Assignment
Where a line holds the word "icon", copy that line from the data below.

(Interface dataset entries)
▬▬▬

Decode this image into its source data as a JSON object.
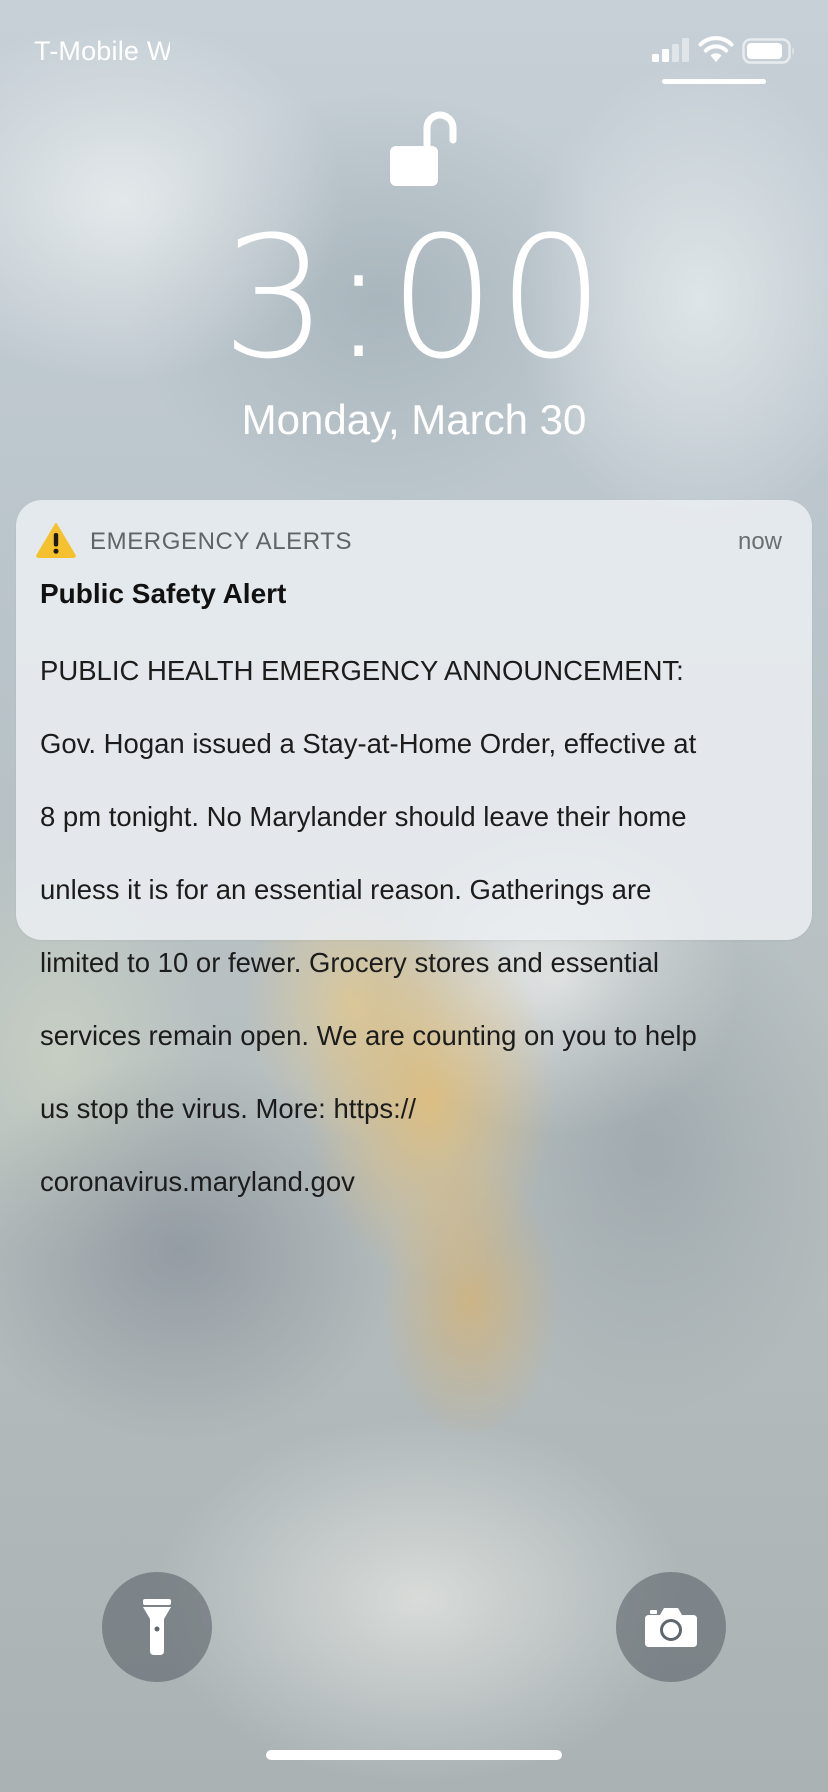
{
  "status_bar": {
    "carrier": "T-Mobile Wi-Fi",
    "signal_icon": "cellular-signal-icon",
    "wifi_icon": "wifi-icon",
    "battery_icon": "battery-icon"
  },
  "lock_screen": {
    "lock_icon": "unlocked-padlock-icon",
    "time": "3:00",
    "date": "Monday, March 30"
  },
  "notification": {
    "icon": "warning-triangle-icon",
    "app_name": "EMERGENCY ALERTS",
    "time": "now",
    "title": "Public Safety Alert",
    "body_lines": [
      "PUBLIC HEALTH EMERGENCY ANNOUNCEMENT:",
      "Gov. Hogan issued a Stay-at-Home Order, effective at",
      "8 pm tonight. No Marylander should leave their home",
      "unless it is for an essential reason. Gatherings are",
      "limited to 10 or fewer. Grocery stores and essential",
      "services remain open. We are counting on you to help",
      "us stop the virus. More: https://",
      "coronavirus.maryland.gov"
    ]
  },
  "shortcuts": {
    "flashlight_icon": "flashlight-icon",
    "camera_icon": "camera-icon"
  },
  "colors": {
    "alert_yellow": "#F5C12E",
    "notification_bg": "#ECF0F3",
    "text_primary": "#111111",
    "text_secondary": "#5F6467"
  }
}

▬▬▬

Task result
    "signal_icon": "cellular-signal-icon",
    "wifi_icon": "wifi-icon",
    "battery_icon": "battery-icon"
    "lock_icon": "unlocked-padlock-icon",
    "icon": "warning-triangle-icon",
    "flashlight_icon": "flashlight-icon",
    "camera_icon": "camera-icon"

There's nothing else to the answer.